==== DATA SUPPLIED
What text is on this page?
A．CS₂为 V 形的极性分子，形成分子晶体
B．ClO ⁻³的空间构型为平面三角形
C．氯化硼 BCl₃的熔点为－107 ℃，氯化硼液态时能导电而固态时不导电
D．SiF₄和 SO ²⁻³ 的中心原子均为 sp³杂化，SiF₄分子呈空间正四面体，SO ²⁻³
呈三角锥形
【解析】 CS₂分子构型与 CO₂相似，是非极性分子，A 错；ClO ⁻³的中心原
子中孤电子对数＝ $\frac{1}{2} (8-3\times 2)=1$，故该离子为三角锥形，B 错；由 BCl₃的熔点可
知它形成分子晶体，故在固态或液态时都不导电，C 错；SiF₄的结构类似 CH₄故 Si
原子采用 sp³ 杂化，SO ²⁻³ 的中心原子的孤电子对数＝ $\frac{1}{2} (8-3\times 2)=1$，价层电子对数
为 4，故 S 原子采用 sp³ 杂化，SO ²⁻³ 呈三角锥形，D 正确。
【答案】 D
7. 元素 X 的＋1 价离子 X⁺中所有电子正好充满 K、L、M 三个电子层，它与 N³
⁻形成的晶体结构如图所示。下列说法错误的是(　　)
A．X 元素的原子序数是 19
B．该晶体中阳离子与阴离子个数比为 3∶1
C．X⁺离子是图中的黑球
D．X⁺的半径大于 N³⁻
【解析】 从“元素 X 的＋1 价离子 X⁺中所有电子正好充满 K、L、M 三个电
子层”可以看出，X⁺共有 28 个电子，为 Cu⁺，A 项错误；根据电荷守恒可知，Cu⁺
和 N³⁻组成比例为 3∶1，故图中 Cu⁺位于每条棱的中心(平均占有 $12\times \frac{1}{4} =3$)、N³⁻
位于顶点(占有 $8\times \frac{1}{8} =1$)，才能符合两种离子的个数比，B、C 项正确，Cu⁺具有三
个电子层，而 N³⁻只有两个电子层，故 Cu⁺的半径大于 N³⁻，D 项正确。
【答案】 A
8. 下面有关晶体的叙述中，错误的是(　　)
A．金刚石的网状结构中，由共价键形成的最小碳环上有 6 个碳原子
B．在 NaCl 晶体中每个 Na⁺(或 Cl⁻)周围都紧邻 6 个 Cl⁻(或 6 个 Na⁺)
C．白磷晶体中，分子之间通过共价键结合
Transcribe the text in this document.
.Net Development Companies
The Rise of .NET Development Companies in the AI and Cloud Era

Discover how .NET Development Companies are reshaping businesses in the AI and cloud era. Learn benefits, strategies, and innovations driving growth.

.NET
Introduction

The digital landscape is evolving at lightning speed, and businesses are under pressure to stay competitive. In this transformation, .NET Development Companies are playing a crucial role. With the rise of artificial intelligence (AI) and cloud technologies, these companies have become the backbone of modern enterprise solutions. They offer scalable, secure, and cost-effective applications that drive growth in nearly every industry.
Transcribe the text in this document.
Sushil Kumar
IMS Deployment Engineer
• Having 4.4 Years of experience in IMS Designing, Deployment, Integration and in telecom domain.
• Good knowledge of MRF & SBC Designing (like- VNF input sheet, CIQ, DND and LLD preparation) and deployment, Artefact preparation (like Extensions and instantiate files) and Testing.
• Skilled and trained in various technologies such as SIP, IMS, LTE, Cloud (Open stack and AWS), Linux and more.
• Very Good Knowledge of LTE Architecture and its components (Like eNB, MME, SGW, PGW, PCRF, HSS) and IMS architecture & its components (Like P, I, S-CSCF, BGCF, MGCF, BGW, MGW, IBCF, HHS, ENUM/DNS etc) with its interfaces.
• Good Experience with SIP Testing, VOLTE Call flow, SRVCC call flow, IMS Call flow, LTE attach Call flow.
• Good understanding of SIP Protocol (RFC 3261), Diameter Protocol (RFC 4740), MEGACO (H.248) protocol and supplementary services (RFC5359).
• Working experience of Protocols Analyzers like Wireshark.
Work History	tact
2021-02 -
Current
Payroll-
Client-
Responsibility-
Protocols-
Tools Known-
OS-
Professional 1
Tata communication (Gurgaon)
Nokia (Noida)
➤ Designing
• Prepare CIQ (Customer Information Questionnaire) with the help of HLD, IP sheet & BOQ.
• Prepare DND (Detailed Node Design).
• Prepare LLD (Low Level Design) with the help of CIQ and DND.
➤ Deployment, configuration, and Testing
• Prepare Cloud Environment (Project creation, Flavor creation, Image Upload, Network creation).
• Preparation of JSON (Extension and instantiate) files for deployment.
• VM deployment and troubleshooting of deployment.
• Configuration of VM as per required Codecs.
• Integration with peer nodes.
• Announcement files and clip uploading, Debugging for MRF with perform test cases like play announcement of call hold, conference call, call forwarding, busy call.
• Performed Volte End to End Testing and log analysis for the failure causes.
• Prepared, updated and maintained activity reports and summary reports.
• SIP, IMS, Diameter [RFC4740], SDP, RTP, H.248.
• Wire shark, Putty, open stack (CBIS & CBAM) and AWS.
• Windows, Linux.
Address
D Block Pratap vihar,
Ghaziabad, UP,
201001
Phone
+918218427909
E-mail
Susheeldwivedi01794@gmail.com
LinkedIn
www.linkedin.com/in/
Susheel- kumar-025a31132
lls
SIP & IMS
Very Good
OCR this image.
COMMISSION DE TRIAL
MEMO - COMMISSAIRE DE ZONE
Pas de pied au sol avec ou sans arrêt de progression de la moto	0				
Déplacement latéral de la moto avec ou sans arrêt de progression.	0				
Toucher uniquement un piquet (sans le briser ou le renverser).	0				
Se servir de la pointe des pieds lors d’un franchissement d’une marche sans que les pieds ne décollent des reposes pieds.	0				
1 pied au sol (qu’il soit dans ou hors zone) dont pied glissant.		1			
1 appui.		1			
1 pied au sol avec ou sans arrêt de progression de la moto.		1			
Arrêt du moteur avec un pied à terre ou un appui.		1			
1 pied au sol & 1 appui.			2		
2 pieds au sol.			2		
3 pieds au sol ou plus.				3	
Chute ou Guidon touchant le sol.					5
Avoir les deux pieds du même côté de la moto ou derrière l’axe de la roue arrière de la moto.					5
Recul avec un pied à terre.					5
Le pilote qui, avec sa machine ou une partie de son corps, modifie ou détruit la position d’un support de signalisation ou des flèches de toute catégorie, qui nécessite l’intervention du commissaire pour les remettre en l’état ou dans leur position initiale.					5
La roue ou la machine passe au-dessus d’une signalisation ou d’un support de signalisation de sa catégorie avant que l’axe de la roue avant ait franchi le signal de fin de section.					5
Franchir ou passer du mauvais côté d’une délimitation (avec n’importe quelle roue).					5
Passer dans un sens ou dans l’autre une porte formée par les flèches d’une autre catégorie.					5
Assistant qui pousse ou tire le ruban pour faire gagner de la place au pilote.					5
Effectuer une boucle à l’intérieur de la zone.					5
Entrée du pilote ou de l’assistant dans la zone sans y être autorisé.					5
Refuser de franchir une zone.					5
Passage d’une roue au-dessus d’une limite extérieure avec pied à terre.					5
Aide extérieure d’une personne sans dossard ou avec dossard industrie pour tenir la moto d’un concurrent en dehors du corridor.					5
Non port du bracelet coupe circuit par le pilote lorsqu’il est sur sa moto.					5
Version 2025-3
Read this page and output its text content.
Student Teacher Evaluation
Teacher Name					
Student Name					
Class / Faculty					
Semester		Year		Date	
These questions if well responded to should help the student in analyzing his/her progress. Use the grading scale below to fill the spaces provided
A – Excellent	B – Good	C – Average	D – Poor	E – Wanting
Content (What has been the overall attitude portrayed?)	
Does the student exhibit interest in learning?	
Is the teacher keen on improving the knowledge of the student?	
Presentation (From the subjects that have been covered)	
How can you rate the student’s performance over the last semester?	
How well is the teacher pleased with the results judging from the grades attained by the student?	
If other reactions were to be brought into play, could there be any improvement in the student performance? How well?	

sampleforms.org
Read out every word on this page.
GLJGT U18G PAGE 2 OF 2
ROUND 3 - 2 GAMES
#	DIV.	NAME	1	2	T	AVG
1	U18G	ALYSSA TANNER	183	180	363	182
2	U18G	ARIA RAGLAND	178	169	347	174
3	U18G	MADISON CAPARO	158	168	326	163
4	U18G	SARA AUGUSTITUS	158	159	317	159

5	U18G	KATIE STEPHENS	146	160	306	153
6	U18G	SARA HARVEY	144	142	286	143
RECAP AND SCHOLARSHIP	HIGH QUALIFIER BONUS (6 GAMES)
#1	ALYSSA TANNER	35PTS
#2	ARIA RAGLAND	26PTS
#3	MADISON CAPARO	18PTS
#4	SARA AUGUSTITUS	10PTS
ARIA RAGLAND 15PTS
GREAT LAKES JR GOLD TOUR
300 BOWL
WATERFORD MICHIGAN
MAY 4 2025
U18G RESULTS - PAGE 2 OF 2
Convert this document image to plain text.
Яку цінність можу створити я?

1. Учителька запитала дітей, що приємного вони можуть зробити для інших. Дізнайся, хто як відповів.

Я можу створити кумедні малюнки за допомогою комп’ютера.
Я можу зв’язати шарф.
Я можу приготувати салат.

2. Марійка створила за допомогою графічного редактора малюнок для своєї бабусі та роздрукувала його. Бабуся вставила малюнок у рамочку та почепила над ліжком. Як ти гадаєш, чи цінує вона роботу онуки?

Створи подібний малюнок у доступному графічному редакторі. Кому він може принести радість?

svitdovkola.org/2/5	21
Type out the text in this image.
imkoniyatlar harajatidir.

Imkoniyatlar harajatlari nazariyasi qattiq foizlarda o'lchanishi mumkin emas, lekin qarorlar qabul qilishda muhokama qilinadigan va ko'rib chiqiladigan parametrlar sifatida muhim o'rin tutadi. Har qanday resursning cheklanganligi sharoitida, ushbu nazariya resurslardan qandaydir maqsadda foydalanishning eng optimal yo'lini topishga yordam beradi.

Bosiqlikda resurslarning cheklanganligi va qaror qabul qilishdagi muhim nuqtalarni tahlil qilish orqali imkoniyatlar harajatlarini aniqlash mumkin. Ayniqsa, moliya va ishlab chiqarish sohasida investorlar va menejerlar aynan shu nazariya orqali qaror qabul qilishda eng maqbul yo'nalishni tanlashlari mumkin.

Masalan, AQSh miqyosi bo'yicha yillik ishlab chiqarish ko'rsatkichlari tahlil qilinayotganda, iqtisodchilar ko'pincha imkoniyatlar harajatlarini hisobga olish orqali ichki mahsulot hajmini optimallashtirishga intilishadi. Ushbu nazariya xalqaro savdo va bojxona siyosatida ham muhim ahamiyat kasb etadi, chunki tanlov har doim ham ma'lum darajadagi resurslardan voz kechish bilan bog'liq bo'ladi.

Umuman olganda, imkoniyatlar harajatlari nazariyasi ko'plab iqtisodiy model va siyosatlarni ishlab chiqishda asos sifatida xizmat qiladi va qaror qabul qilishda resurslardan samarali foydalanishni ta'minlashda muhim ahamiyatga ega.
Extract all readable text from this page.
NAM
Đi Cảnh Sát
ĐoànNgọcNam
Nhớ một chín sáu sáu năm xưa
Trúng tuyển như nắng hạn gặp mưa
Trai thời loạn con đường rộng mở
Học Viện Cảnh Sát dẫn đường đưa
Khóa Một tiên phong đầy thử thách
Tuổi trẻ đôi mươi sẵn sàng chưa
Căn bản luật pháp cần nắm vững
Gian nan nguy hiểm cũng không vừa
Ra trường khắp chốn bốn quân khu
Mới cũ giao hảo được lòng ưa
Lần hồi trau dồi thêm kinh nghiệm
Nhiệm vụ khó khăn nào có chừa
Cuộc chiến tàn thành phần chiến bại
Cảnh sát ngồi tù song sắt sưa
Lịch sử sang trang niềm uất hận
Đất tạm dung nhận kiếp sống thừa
========
**PROBLEM TO SOLVE:** Filter the records for lines holding the string "that". Copy each one.

**COMPLETED TASK:**
The digital landscape is evolving at lightning speed, and businesses are under pressure to stay competitive. In this transformation, .NET Development Companies are playing a crucial role. With the rise of artificial intelligence (AI) and cloud technologies, these companies have become the backbone of modern enterprise solutions. They offer scalable, secure, and cost-effective applications that drive growth in nearly every industry.
Presentation (From the subjects that have been covered)	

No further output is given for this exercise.